/---

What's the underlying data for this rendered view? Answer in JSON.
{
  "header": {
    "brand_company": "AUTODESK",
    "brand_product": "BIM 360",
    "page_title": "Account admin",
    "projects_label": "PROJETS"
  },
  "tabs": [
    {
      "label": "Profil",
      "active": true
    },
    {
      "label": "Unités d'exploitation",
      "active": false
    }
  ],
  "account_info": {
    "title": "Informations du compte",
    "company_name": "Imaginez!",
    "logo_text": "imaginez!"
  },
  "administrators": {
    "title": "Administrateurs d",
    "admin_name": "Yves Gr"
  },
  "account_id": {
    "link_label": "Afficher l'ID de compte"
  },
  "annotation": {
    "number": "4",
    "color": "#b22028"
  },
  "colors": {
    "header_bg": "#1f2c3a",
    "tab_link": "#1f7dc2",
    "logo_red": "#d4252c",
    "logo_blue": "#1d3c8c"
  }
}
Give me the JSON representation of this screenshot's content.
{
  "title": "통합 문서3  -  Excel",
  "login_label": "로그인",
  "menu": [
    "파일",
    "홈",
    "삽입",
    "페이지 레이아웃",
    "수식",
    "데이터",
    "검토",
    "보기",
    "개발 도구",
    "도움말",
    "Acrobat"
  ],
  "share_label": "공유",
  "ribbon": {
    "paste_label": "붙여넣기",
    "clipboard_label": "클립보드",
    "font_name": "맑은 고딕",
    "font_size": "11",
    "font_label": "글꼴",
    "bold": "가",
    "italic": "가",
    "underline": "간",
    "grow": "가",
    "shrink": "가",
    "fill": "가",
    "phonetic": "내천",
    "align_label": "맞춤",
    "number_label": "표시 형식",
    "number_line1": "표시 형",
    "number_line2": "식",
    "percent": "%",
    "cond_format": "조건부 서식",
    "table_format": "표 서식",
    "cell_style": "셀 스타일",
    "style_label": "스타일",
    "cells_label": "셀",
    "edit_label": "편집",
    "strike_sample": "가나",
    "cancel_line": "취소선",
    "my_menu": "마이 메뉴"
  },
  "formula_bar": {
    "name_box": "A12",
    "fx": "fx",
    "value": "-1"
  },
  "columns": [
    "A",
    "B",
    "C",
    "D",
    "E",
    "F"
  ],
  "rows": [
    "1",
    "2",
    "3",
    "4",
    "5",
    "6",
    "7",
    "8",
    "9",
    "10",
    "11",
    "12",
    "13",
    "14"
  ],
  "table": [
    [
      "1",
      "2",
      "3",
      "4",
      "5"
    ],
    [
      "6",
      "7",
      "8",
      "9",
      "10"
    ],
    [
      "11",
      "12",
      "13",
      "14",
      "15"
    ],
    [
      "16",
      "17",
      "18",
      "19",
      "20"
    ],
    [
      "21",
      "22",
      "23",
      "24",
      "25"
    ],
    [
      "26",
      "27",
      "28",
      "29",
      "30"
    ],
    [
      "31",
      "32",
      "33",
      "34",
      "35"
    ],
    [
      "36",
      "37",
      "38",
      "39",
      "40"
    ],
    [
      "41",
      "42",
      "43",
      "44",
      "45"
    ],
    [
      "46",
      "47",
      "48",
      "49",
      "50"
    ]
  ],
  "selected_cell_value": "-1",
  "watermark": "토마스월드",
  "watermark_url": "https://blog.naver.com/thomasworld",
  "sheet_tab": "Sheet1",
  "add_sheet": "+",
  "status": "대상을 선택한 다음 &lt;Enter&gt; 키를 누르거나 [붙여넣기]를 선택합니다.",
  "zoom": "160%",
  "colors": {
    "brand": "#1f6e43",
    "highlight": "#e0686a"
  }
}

\---

• Instructions for the task: Write every entry out again exactly.

• Result:
What's the underlying data for this rendered view? Answer in JSON.
{
  "header": {
    "brand_company": "AUTODESK",
    "brand_product": "BIM 360",
    "page_title": "Account admin",
    "projects_label": "PROJETS"
  },
  "tabs": [
    {
      "label": "Profil",
      "active": true
    },
    {
      "label": "Unités d'exploitation",
      "active": false
    }
  ],
  "account_info": {
    "title": "Informations du compte",
    "company_name": "Imaginez!",
    "logo_text": "imaginez!"
  },
  "administrators": {
    "title": "Administrateurs d",
    "admin_name": "Yves Gr"
  },
  "account_id": {
    "link_label": "Afficher l'ID de compte"
  },
  "annotation": {
    "number": "4",
    "color": "#b22028"
  },
  "colors": {
    "header_bg": "#1f2c3a",
    "tab_link": "#1f7dc2",
    "logo_red": "#d4252c",
    "logo_blue": "#1d3c8c"
  }
}
Give me the JSON representation of this screenshot's content.
{
  "title": "통합 문서3  -  Excel",
  "login_label": "로그인",
  "menu": [
    "파일",
    "홈",
    "삽입",
    "페이지 레이아웃",
    "수식",
    "데이터",
    "검토",
    "보기",
    "개발 도구",
    "도움말",
    "Acrobat"
  ],
  "share_label": "공유",
  "ribbon": {
    "paste_label": "붙여넣기",
    "clipboard_label": "클립보드",
    "font_name": "맑은 고딕",
    "font_size": "11",
    "font_label": "글꼴",
    "bold": "가",
    "italic": "가",
    "underline": "간",
    "grow": "가",
    "shrink": "가",
    "fill": "가",
    "phonetic": "내천",
    "align_label": "맞춤",
    "number_label": "표시 형식",
    "number_line1": "표시 형",
    "number_line2": "식",
    "percent": "%",
    "cond_format": "조건부 서식",
    "table_format": "표 서식",
    "cell_style": "셀 스타일",
    "style_label": "스타일",
    "cells_label": "셀",
    "edit_label": "편집",
    "strike_sample": "가나",
    "cancel_line": "취소선",
    "my_menu": "마이 메뉴"
  },
  "formula_bar": {
    "name_box": "A12",
    "fx": "fx",
    "value": "-1"
  },
  "columns": [
    "A",
    "B",
    "C",
    "D",
    "E",
    "F"
  ],
  "rows": [
    "1",
    "2",
    "3",
    "4",
    "5",
    "6",
    "7",
    "8",
    "9",
    "10",
    "11",
    "12",
    "13",
    "14"
  ],
  "table": [
    [
      "1",
      "2",
      "3",
      "4",
      "5"
    ],
    [
      "6",
      "7",
      "8",
      "9",
      "10"
    ],
    [
      "11",
      "12",
      "13",
      "14",
      "15"
    ],
    [
      "16",
      "17",
      "18",
      "19",
      "20"
    ],
    [
      "21",
      "22",
      "23",
      "24",
      "25"
    ],
    [
      "26",
      "27",
      "28",
      "29",
      "30"
    ],
    [
      "31",
      "32",
      "33",
      "34",
      "35"
    ],
    [
      "36",
      "37",
      "38",
      "39",
      "40"
    ],
    [
      "41",
      "42",
      "43",
      "44",
      "45"
    ],
    [
      "46",
      "47",
      "48",
      "49",
      "50"
    ]
  ],
  "selected_cell_value": "-1",
  "watermark": "토마스월드",
  "watermark_url": "https://blog.naver.com/thomasworld",
  "sheet_tab": "Sheet1",
  "add_sheet": "+",
  "status": "대상을 선택한 다음 &lt;Enter&gt; 키를 누르거나 [붙여넣기]를 선택합니다.",
  "zoom": "160%",
  "colors": {
    "brand": "#1f6e43",
    "highlight": "#e0686a"
  }
}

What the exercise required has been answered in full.